[Recorded data]

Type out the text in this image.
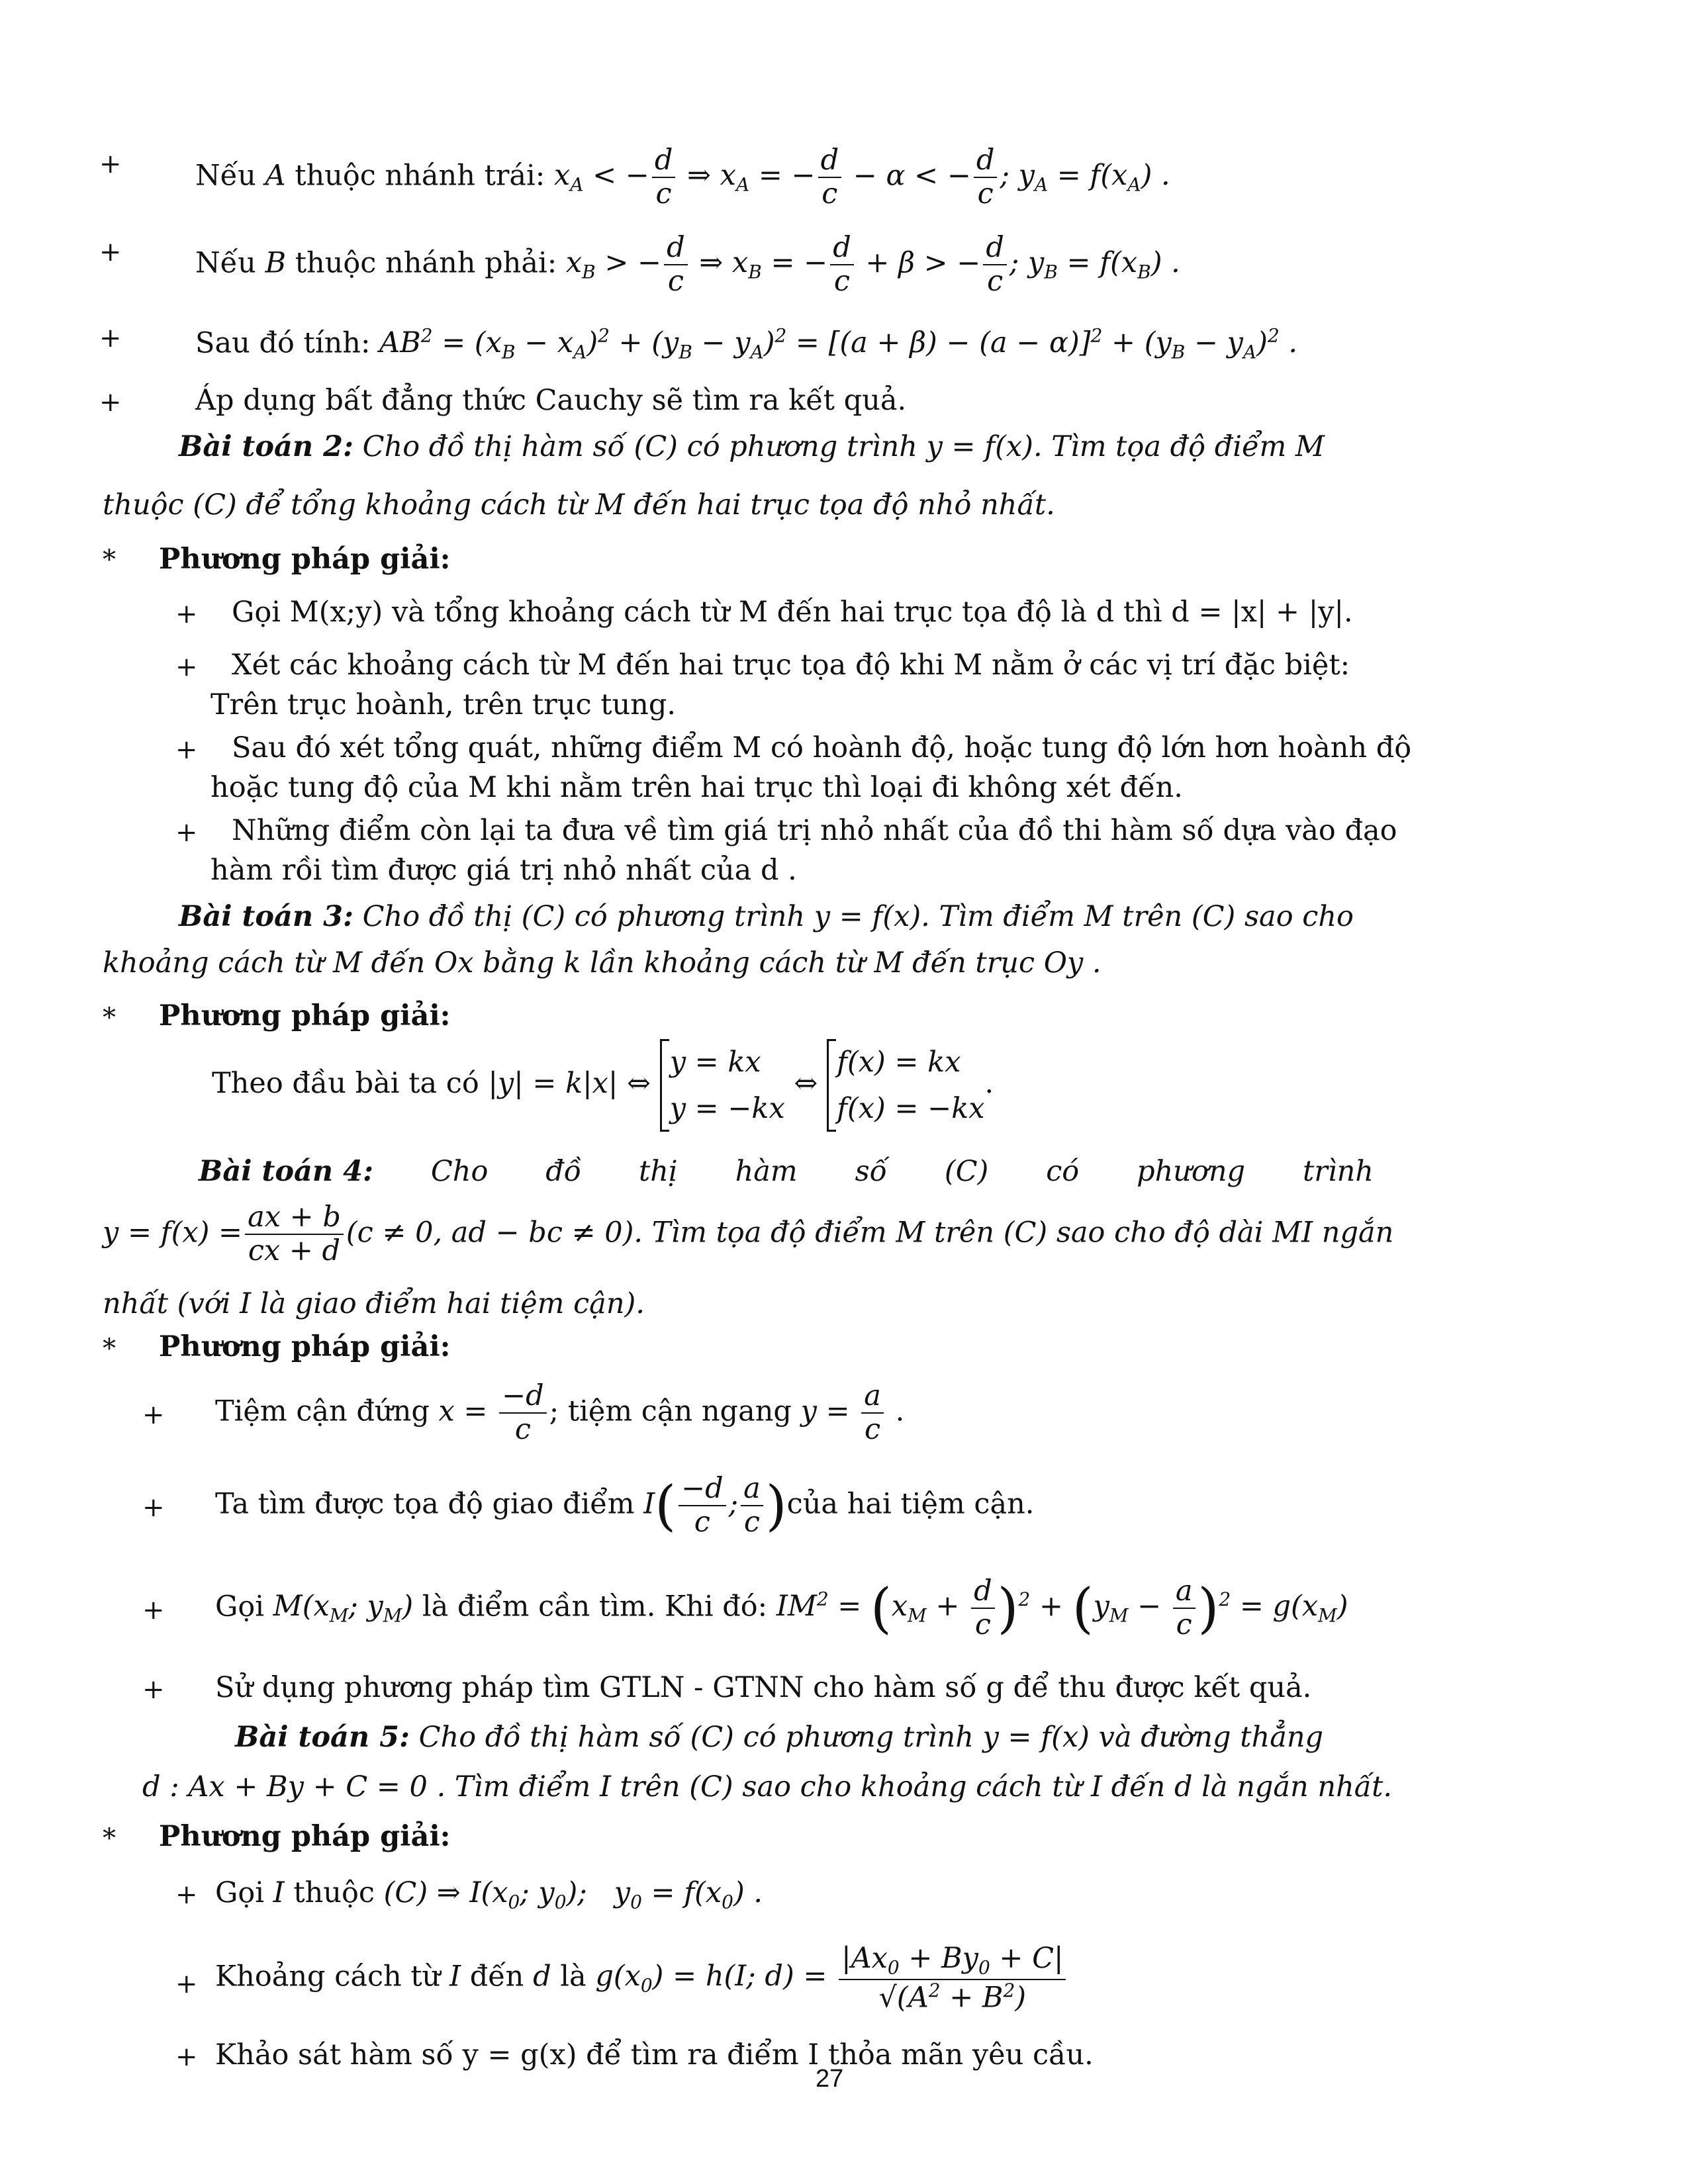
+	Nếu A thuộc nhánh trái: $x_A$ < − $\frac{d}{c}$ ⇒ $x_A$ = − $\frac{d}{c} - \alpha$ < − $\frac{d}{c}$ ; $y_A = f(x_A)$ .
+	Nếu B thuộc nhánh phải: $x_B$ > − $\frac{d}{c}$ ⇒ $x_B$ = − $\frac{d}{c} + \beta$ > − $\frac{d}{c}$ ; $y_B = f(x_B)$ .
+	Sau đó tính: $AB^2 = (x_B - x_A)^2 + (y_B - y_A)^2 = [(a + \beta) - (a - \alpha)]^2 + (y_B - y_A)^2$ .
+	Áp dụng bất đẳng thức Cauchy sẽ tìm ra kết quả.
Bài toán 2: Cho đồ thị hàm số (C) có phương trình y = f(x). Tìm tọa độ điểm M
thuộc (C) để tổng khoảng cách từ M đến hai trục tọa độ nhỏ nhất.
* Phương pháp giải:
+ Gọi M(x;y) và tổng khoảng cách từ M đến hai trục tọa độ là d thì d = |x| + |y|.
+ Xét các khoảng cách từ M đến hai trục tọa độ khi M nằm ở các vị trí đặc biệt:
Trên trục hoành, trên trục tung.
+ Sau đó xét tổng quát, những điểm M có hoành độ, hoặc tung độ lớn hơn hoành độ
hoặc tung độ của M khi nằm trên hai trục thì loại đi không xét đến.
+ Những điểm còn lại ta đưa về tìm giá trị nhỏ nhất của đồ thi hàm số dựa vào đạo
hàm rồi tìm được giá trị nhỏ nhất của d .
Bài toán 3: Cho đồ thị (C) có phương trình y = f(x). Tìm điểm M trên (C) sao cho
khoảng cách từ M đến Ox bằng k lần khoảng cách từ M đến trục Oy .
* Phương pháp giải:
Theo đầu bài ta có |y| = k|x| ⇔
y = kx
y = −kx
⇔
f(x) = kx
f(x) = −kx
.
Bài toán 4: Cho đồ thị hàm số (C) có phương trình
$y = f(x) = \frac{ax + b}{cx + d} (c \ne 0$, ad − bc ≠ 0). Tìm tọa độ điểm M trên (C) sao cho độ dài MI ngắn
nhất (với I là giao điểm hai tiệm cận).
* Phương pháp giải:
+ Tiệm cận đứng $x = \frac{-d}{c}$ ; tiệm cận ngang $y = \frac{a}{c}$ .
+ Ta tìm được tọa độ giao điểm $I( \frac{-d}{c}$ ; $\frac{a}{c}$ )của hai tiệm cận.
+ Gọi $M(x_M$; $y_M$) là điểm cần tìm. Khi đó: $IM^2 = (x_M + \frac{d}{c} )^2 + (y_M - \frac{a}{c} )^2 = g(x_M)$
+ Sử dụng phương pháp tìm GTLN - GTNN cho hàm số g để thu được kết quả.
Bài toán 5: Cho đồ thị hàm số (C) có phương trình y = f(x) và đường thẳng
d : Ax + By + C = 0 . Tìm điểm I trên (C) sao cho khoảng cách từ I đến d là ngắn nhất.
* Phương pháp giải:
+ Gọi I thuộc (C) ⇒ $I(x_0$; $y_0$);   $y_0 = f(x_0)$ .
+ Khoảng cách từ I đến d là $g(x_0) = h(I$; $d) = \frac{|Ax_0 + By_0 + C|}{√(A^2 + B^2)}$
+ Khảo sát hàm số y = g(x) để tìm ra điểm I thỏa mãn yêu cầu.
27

▶ GIVEN INSTRUCTION: Tally the lines in these entries that have the string "giao" in them, then answer with the count and nothing else.

▶ SOLUTION TO THE EXERCISE: 2